• Task goal: Tally the lines that contain "Дворянскихъ" and report the total alone.

• Material to process:
· · · ·

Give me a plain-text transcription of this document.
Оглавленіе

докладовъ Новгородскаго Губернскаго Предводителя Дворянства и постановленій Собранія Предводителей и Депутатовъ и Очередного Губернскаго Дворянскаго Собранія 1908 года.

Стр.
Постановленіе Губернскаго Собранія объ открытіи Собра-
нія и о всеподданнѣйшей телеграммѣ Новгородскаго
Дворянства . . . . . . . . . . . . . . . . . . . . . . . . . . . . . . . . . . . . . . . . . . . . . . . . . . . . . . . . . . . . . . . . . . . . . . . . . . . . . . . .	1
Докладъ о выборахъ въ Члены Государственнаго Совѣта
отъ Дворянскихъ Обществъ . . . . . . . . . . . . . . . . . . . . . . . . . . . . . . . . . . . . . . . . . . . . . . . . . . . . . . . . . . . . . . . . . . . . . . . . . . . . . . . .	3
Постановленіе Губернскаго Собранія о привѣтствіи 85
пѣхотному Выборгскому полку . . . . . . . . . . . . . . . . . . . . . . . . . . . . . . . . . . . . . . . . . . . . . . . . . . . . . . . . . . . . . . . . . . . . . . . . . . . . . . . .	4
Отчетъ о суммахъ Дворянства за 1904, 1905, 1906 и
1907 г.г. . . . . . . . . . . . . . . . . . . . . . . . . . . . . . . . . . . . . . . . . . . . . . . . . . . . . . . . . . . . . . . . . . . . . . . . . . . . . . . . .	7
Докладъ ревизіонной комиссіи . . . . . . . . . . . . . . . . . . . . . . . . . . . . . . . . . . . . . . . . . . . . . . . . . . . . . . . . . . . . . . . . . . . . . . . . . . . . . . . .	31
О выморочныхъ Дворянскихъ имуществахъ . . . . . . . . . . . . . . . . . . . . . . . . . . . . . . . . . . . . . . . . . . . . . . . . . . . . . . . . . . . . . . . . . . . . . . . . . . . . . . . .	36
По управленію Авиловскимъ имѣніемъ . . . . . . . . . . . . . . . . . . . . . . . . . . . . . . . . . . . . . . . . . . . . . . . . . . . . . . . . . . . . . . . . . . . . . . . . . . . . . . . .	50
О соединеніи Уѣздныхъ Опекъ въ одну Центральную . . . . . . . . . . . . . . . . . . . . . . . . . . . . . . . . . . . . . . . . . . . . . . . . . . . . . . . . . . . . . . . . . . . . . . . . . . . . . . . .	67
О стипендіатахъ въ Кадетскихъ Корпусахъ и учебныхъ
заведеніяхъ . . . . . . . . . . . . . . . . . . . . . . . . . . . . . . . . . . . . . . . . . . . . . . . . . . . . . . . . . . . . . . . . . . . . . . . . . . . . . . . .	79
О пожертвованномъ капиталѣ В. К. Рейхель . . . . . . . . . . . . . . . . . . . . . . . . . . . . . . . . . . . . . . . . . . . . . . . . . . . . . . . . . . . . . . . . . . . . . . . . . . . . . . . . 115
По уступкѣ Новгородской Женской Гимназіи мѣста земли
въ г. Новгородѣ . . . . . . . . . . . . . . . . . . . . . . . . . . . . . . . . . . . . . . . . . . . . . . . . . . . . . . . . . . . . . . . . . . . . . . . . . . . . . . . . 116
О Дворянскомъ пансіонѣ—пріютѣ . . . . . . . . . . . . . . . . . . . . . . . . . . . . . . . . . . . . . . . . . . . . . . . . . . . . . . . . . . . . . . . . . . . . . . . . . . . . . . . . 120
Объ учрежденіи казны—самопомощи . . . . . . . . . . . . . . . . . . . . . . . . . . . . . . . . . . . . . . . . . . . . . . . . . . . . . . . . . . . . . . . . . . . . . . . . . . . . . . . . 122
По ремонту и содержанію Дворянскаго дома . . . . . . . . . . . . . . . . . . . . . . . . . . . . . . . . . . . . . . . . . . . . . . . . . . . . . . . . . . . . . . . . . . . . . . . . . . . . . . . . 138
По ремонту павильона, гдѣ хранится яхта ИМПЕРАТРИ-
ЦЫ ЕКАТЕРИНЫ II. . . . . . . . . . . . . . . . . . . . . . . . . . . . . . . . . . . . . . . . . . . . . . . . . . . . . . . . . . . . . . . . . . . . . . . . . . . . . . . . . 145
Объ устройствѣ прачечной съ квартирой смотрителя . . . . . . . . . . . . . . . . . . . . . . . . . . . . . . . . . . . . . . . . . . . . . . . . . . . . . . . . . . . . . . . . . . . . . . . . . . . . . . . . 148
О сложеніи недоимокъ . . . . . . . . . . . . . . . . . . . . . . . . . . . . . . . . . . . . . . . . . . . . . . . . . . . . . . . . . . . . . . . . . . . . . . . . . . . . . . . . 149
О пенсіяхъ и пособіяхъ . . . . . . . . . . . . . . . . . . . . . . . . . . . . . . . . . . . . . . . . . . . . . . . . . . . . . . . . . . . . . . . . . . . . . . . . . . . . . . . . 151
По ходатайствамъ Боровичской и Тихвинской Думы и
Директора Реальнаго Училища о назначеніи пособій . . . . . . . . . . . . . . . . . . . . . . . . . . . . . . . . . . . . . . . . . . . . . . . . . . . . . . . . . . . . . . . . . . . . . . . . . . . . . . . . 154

· · · ·

• Result for this task: 2